▶ **Problem**
Could you print all the entries exactly?

Extracted records
◆ ◆ ◆ ◆ ◆ ◆ ◆
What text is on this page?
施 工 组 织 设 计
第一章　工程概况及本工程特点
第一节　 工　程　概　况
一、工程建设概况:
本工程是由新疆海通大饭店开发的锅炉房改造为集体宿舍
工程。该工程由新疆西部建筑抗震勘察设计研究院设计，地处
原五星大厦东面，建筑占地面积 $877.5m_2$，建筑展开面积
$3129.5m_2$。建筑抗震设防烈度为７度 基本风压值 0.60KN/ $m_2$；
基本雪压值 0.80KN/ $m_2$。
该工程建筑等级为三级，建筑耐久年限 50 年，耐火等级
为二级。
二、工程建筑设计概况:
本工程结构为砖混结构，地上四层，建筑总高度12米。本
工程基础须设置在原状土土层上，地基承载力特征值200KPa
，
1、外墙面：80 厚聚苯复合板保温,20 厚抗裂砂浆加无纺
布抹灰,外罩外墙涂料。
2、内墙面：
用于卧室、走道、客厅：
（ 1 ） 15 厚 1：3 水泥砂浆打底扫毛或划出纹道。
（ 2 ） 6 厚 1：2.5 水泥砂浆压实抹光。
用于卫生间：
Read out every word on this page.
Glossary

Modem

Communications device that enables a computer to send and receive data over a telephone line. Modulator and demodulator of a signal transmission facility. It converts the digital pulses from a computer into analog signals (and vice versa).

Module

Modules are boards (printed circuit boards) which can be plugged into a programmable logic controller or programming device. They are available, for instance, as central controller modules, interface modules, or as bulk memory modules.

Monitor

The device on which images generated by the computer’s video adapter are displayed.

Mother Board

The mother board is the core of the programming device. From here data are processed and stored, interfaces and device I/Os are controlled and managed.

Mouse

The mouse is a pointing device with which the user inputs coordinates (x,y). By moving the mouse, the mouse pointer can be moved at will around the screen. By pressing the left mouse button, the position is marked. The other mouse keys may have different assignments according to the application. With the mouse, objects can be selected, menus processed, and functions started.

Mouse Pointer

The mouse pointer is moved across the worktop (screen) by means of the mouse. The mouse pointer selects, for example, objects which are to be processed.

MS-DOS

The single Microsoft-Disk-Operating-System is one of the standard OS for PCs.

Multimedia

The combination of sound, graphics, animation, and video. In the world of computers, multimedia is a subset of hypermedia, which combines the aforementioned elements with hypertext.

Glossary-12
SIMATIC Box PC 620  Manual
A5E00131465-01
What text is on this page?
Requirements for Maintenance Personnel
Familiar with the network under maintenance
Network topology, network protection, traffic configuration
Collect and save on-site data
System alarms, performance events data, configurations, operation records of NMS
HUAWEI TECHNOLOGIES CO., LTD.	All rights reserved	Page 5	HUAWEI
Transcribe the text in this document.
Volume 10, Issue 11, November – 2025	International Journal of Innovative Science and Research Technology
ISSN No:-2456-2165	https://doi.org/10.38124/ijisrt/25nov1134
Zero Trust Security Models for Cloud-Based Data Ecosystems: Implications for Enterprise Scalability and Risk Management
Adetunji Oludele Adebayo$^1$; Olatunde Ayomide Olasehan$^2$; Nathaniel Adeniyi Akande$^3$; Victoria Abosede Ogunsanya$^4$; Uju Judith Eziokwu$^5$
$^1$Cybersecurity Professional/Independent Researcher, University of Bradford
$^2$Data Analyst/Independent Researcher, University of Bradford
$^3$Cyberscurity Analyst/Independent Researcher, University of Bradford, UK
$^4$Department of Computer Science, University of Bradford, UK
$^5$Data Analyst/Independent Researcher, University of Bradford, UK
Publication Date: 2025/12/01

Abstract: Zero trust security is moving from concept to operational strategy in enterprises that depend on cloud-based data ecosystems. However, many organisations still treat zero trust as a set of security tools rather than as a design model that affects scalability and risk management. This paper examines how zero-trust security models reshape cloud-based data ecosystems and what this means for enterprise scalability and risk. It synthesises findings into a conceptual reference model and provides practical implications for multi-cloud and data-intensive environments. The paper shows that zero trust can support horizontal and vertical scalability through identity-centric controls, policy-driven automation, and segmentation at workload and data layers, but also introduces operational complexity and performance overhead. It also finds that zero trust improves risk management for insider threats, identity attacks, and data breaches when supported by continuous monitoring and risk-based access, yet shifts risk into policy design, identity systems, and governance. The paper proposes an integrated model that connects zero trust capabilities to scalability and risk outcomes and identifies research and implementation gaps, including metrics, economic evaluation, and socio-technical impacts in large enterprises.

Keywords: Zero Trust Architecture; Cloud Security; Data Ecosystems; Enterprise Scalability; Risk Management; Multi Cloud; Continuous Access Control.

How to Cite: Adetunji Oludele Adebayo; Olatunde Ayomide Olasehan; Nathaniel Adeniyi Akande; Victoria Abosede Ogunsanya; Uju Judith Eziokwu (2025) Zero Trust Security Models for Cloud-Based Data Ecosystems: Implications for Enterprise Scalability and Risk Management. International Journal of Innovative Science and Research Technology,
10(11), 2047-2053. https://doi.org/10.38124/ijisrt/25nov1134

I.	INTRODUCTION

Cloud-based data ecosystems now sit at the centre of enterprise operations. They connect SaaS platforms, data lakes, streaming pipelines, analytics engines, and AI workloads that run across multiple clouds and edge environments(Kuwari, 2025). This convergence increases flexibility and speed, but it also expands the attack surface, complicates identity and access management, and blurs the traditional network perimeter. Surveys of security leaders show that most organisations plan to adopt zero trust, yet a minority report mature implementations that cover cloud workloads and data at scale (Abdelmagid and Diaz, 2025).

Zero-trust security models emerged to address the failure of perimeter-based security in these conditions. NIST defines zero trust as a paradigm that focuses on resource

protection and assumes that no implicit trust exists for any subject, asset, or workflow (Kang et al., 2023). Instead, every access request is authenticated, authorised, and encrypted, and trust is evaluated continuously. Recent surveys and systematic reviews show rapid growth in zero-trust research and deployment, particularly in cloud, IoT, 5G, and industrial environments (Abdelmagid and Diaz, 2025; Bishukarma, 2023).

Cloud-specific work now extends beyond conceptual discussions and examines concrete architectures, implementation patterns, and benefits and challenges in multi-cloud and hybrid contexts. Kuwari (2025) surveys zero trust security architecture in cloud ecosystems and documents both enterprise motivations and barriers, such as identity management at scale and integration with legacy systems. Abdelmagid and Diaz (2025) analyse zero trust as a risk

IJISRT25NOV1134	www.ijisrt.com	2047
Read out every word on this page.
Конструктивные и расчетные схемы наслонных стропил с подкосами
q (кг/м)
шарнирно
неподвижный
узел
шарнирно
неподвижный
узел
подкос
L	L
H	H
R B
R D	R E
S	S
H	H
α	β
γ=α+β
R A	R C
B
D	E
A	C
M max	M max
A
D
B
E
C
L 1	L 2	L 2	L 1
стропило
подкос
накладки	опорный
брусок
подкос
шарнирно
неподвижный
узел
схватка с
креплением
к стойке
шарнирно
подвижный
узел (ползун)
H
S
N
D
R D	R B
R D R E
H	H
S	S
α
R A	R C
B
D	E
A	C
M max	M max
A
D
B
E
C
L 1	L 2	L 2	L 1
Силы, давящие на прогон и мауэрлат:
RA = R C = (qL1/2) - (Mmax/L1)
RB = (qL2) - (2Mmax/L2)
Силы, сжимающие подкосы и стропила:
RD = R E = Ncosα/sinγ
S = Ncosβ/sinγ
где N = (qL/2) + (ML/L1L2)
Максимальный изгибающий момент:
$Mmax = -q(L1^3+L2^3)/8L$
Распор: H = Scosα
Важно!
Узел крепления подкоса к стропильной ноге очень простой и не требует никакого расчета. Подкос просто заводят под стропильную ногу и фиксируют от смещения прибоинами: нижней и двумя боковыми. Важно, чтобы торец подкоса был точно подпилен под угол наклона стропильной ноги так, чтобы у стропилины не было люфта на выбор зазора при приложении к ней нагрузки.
◆ ◆ ◆ ◆ ◆ ◆ ◆
▶ **Solution**
What text is on this page?
施 工 组 织 设 计
第一章　工程概况及本工程特点
第一节　 工　程　概　况
一、工程建设概况:
本工程是由新疆海通大饭店开发的锅炉房改造为集体宿舍
工程。该工程由新疆西部建筑抗震勘察设计研究院设计，地处
原五星大厦东面，建筑占地面积 $877.5m_2$，建筑展开面积
$3129.5m_2$。建筑抗震设防烈度为７度 基本风压值 0.60KN/ $m_2$；
基本雪压值 0.80KN/ $m_2$。
该工程建筑等级为三级，建筑耐久年限 50 年，耐火等级
为二级。
二、工程建筑设计概况:
本工程结构为砖混结构，地上四层，建筑总高度12米。本
工程基础须设置在原状土土层上，地基承载力特征值200KPa
，
1、外墙面：80 厚聚苯复合板保温,20 厚抗裂砂浆加无纺
布抹灰,外罩外墙涂料。
2、内墙面：
用于卧室、走道、客厅：
（ 1 ） 15 厚 1：3 水泥砂浆打底扫毛或划出纹道。
（ 2 ） 6 厚 1：2.5 水泥砂浆压实抹光。
用于卫生间：
Read out every word on this page.
Glossary

Modem

Communications device that enables a computer to send and receive data over a telephone line. Modulator and demodulator of a signal transmission facility. It converts the digital pulses from a computer into analog signals (and vice versa).

Module

Modules are boards (printed circuit boards) which can be plugged into a programmable logic controller or programming device. They are available, for instance, as central controller modules, interface modules, or as bulk memory modules.

Monitor

The device on which images generated by the computer’s video adapter are displayed.

Mother Board

The mother board is the core of the programming device. From here data are processed and stored, interfaces and device I/Os are controlled and managed.

Mouse

The mouse is a pointing device with which the user inputs coordinates (x,y). By moving the mouse, the mouse pointer can be moved at will around the screen. By pressing the left mouse button, the position is marked. The other mouse keys may have different assignments according to the application. With the mouse, objects can be selected, menus processed, and functions started.

Mouse Pointer

The mouse pointer is moved across the worktop (screen) by means of the mouse. The mouse pointer selects, for example, objects which are to be processed.

MS-DOS

The single Microsoft-Disk-Operating-System is one of the standard OS for PCs.

Multimedia

The combination of sound, graphics, animation, and video. In the world of computers, multimedia is a subset of hypermedia, which combines the aforementioned elements with hypertext.

Glossary-12
SIMATIC Box PC 620  Manual
A5E00131465-01
What text is on this page?
Requirements for Maintenance Personnel
Familiar with the network under maintenance
Network topology, network protection, traffic configuration
Collect and save on-site data
System alarms, performance events data, configurations, operation records of NMS
HUAWEI TECHNOLOGIES CO., LTD.	All rights reserved	Page 5	HUAWEI
Transcribe the text in this document.
Volume 10, Issue 11, November – 2025	International Journal of Innovative Science and Research Technology
ISSN No:-2456-2165	https://doi.org/10.38124/ijisrt/25nov1134
Zero Trust Security Models for Cloud-Based Data Ecosystems: Implications for Enterprise Scalability and Risk Management
Adetunji Oludele Adebayo$^1$; Olatunde Ayomide Olasehan$^2$; Nathaniel Adeniyi Akande$^3$; Victoria Abosede Ogunsanya$^4$; Uju Judith Eziokwu$^5$
$^1$Cybersecurity Professional/Independent Researcher, University of Bradford
$^2$Data Analyst/Independent Researcher, University of Bradford
$^3$Cyberscurity Analyst/Independent Researcher, University of Bradford, UK
$^4$Department of Computer Science, University of Bradford, UK
$^5$Data Analyst/Independent Researcher, University of Bradford, UK
Publication Date: 2025/12/01

Abstract: Zero trust security is moving from concept to operational strategy in enterprises that depend on cloud-based data ecosystems. However, many organisations still treat zero trust as a set of security tools rather than as a design model that affects scalability and risk management. This paper examines how zero-trust security models reshape cloud-based data ecosystems and what this means for enterprise scalability and risk. It synthesises findings into a conceptual reference model and provides practical implications for multi-cloud and data-intensive environments. The paper shows that zero trust can support horizontal and vertical scalability through identity-centric controls, policy-driven automation, and segmentation at workload and data layers, but also introduces operational complexity and performance overhead. It also finds that zero trust improves risk management for insider threats, identity attacks, and data breaches when supported by continuous monitoring and risk-based access, yet shifts risk into policy design, identity systems, and governance. The paper proposes an integrated model that connects zero trust capabilities to scalability and risk outcomes and identifies research and implementation gaps, including metrics, economic evaluation, and socio-technical impacts in large enterprises.

Keywords: Zero Trust Architecture; Cloud Security; Data Ecosystems; Enterprise Scalability; Risk Management; Multi Cloud; Continuous Access Control.

How to Cite: Adetunji Oludele Adebayo; Olatunde Ayomide Olasehan; Nathaniel Adeniyi Akande; Victoria Abosede Ogunsanya; Uju Judith Eziokwu (2025) Zero Trust Security Models for Cloud-Based Data Ecosystems: Implications for Enterprise Scalability and Risk Management. International Journal of Innovative Science and Research Technology,
10(11), 2047-2053. https://doi.org/10.38124/ijisrt/25nov1134

I.	INTRODUCTION

Cloud-based data ecosystems now sit at the centre of enterprise operations. They connect SaaS platforms, data lakes, streaming pipelines, analytics engines, and AI workloads that run across multiple clouds and edge environments(Kuwari, 2025). This convergence increases flexibility and speed, but it also expands the attack surface, complicates identity and access management, and blurs the traditional network perimeter. Surveys of security leaders show that most organisations plan to adopt zero trust, yet a minority report mature implementations that cover cloud workloads and data at scale (Abdelmagid and Diaz, 2025).

Zero-trust security models emerged to address the failure of perimeter-based security in these conditions. NIST defines zero trust as a paradigm that focuses on resource

protection and assumes that no implicit trust exists for any subject, asset, or workflow (Kang et al., 2023). Instead, every access request is authenticated, authorised, and encrypted, and trust is evaluated continuously. Recent surveys and systematic reviews show rapid growth in zero-trust research and deployment, particularly in cloud, IoT, 5G, and industrial environments (Abdelmagid and Diaz, 2025; Bishukarma, 2023).

Cloud-specific work now extends beyond conceptual discussions and examines concrete architectures, implementation patterns, and benefits and challenges in multi-cloud and hybrid contexts. Kuwari (2025) surveys zero trust security architecture in cloud ecosystems and documents both enterprise motivations and barriers, such as identity management at scale and integration with legacy systems. Abdelmagid and Diaz (2025) analyse zero trust as a risk

IJISRT25NOV1134	www.ijisrt.com	2047
Read out every word on this page.
Конструктивные и расчетные схемы наслонных стропил с подкосами
q (кг/м)
шарнирно
неподвижный
узел
шарнирно
неподвижный
узел
подкос
L	L
H	H
R B
R D	R E
S	S
H	H
α	β
γ=α+β
R A	R C
B
D	E
A	C
M max	M max
A
D
B
E
C
L 1	L 2	L 2	L 1
стропило
подкос
накладки	опорный
брусок
подкос
шарнирно
неподвижный
узел
схватка с
креплением
к стойке
шарнирно
подвижный
узел (ползун)
H
S
N
D
R D	R B
R D R E
H	H
S	S
α
R A	R C
B
D	E
A	C
M max	M max
A
D
B
E
C
L 1	L 2	L 2	L 1
Силы, давящие на прогон и мауэрлат:
RA = R C = (qL1/2) - (Mmax/L1)
RB = (qL2) - (2Mmax/L2)
Силы, сжимающие подкосы и стропила:
RD = R E = Ncosα/sinγ
S = Ncosβ/sinγ
где N = (qL/2) + (ML/L1L2)
Максимальный изгибающий момент:
$Mmax = -q(L1^3+L2^3)/8L$
Распор: H = Scosα
Важно!
Узел крепления подкоса к стропильной ноге очень простой и не требует никакого расчета. Подкос просто заводят под стропильную ногу и фиксируют от смещения прибоинами: нижней и двумя боковыми. Важно, чтобы торец подкоса был точно подпилен под угол наклона стропильной ноги так, чтобы у стропилины не было люфта на выбор зазора при приложении к ней нагрузки.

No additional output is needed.